── PROVIDED ENTRIES ──

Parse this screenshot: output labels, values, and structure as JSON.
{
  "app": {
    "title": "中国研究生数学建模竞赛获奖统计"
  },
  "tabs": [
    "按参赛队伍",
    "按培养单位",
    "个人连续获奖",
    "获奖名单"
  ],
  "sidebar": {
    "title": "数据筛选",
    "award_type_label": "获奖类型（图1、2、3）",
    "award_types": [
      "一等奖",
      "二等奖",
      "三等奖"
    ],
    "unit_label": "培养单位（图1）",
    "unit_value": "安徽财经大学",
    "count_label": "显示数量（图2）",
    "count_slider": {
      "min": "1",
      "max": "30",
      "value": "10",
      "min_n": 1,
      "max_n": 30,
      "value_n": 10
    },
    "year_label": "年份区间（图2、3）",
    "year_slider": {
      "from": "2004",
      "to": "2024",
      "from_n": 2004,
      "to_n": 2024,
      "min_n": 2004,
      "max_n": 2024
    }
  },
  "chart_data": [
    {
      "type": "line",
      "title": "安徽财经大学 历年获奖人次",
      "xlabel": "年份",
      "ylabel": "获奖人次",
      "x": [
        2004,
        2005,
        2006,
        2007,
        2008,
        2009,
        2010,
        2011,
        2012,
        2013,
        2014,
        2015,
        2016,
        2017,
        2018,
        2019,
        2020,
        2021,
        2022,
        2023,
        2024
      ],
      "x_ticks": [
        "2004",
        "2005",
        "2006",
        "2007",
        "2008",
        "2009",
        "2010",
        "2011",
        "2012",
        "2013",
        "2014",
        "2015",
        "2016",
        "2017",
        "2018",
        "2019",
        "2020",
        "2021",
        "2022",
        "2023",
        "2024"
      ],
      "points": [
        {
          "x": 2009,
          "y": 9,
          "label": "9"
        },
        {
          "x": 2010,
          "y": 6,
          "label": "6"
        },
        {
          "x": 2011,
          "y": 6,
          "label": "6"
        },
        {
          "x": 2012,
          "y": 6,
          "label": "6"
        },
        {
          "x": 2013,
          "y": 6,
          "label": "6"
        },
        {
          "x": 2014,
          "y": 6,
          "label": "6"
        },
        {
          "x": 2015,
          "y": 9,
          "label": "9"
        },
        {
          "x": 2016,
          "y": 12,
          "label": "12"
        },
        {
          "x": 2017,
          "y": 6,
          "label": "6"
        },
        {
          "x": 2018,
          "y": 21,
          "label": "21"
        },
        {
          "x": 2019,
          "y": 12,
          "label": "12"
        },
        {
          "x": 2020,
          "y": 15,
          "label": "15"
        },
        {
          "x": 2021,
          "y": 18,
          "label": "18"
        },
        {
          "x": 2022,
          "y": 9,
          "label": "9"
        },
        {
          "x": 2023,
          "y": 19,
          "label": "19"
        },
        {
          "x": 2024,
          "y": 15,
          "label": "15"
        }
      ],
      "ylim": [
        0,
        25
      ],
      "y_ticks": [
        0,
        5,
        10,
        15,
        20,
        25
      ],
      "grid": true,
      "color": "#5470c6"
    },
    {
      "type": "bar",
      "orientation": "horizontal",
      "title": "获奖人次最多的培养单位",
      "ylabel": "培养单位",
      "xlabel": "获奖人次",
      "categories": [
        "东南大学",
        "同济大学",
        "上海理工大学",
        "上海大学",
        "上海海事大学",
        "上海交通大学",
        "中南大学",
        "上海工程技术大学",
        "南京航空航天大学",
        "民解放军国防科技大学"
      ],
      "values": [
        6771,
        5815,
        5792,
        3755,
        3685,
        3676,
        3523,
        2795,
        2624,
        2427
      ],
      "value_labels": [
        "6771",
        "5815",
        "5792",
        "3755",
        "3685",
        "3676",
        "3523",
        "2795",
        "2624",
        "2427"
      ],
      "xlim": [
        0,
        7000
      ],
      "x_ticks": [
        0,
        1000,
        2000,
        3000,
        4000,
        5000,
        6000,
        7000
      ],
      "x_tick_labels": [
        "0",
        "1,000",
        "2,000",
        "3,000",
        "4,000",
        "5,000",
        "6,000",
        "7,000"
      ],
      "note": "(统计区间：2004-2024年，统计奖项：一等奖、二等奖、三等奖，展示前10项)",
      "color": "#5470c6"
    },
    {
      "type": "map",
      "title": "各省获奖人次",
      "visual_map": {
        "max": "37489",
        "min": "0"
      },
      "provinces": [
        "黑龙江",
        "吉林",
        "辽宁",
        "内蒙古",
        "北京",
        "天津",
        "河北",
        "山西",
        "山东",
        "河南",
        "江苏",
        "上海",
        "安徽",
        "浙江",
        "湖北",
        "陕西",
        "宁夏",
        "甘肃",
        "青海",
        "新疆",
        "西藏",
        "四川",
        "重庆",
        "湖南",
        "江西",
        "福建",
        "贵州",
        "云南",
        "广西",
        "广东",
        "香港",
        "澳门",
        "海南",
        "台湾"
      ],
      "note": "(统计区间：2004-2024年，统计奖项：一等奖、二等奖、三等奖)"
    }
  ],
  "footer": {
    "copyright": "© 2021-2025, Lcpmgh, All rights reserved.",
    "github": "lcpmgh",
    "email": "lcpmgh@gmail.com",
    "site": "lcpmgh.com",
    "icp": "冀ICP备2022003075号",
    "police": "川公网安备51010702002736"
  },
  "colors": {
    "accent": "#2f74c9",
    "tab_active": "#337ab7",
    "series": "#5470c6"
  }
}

───

Set down all of the entries exactly, please.

Parse this screenshot: output labels, values, and structure as JSON.
{
  "app": {
    "title": "中国研究生数学建模竞赛获奖统计"
  },
  "tabs": [
    "按参赛队伍",
    "按培养单位",
    "个人连续获奖",
    "获奖名单"
  ],
  "sidebar": {
    "title": "数据筛选",
    "award_type_label": "获奖类型（图1、2、3）",
    "award_types": [
      "一等奖",
      "二等奖",
      "三等奖"
    ],
    "unit_label": "培养单位（图1）",
    "unit_value": "安徽财经大学",
    "count_label": "显示数量（图2）",
    "count_slider": {
      "min": "1",
      "max": "30",
      "value": "10",
      "min_n": 1,
      "max_n": 30,
      "value_n": 10
    },
    "year_label": "年份区间（图2、3）",
    "year_slider": {
      "from": "2004",
      "to": "2024",
      "from_n": 2004,
      "to_n": 2024,
      "min_n": 2004,
      "max_n": 2024
    }
  },
  "chart_data": [
    {
      "type": "line",
      "title": "安徽财经大学 历年获奖人次",
      "xlabel": "年份",
      "ylabel": "获奖人次",
      "x": [
        2004,
        2005,
        2006,
        2007,
        2008,
        2009,
        2010,
        2011,
        2012,
        2013,
        2014,
        2015,
        2016,
        2017,
        2018,
        2019,
        2020,
        2021,
        2022,
        2023,
        2024
      ],
      "x_ticks": [
        "2004",
        "2005",
        "2006",
        "2007",
        "2008",
        "2009",
        "2010",
        "2011",
        "2012",
        "2013",
        "2014",
        "2015",
        "2016",
        "2017",
        "2018",
        "2019",
        "2020",
        "2021",
        "2022",
        "2023",
        "2024"
      ],
      "points": [
        {
          "x": 2009,
          "y": 9,
          "label": "9"
        },
        {
          "x": 2010,
          "y": 6,
          "label": "6"
        },
        {
          "x": 2011,
          "y": 6,
          "label": "6"
        },
        {
          "x": 2012,
          "y": 6,
          "label": "6"
        },
        {
          "x": 2013,
          "y": 6,
          "label": "6"
        },
        {
          "x": 2014,
          "y": 6,
          "label": "6"
        },
        {
          "x": 2015,
          "y": 9,
          "label": "9"
        },
        {
          "x": 2016,
          "y": 12,
          "label": "12"
        },
        {
          "x": 2017,
          "y": 6,
          "label": "6"
        },
        {
          "x": 2018,
          "y": 21,
          "label": "21"
        },
        {
          "x": 2019,
          "y": 12,
          "label": "12"
        },
        {
          "x": 2020,
          "y": 15,
          "label": "15"
        },
        {
          "x": 2021,
          "y": 18,
          "label": "18"
        },
        {
          "x": 2022,
          "y": 9,
          "label": "9"
        },
        {
          "x": 2023,
          "y": 19,
          "label": "19"
        },
        {
          "x": 2024,
          "y": 15,
          "label": "15"
        }
      ],
      "ylim": [
        0,
        25
      ],
      "y_ticks": [
        0,
        5,
        10,
        15,
        20,
        25
      ],
      "grid": true,
      "color": "#5470c6"
    },
    {
      "type": "bar",
      "orientation": "horizontal",
      "title": "获奖人次最多的培养单位",
      "ylabel": "培养单位",
      "xlabel": "获奖人次",
      "categories": [
        "东南大学",
        "同济大学",
        "上海理工大学",
        "上海大学",
        "上海海事大学",
        "上海交通大学",
        "中南大学",
        "上海工程技术大学",
        "南京航空航天大学",
        "民解放军国防科技大学"
      ],
      "values": [
        6771,
        5815,
        5792,
        3755,
        3685,
        3676,
        3523,
        2795,
        2624,
        2427
      ],
      "value_labels": [
        "6771",
        "5815",
        "5792",
        "3755",
        "3685",
        "3676",
        "3523",
        "2795",
        "2624",
        "2427"
      ],
      "xlim": [
        0,
        7000
      ],
      "x_ticks": [
        0,
        1000,
        2000,
        3000,
        4000,
        5000,
        6000,
        7000
      ],
      "x_tick_labels": [
        "0",
        "1,000",
        "2,000",
        "3,000",
        "4,000",
        "5,000",
        "6,000",
        "7,000"
      ],
      "note": "(统计区间：2004-2024年，统计奖项：一等奖、二等奖、三等奖，展示前10项)",
      "color": "#5470c6"
    },
    {
      "type": "map",
      "title": "各省获奖人次",
      "visual_map": {
        "max": "37489",
        "min": "0"
      },
      "provinces": [
        "黑龙江",
        "吉林",
        "辽宁",
        "内蒙古",
        "北京",
        "天津",
        "河北",
        "山西",
        "山东",
        "河南",
        "江苏",
        "上海",
        "安徽",
        "浙江",
        "湖北",
        "陕西",
        "宁夏",
        "甘肃",
        "青海",
        "新疆",
        "西藏",
        "四川",
        "重庆",
        "湖南",
        "江西",
        "福建",
        "贵州",
        "云南",
        "广西",
        "广东",
        "香港",
        "澳门",
        "海南",
        "台湾"
      ],
      "note": "(统计区间：2004-2024年，统计奖项：一等奖、二等奖、三等奖)"
    }
  ],
  "footer": {
    "copyright": "© 2021-2025, Lcpmgh, All rights reserved.",
    "github": "lcpmgh",
    "email": "lcpmgh@gmail.com",
    "site": "lcpmgh.com",
    "icp": "冀ICP备2022003075号",
    "police": "川公网安备51010702002736"
  },
  "colors": {
    "accent": "#2f74c9",
    "tab_active": "#337ab7",
    "series": "#5470c6"
  }
}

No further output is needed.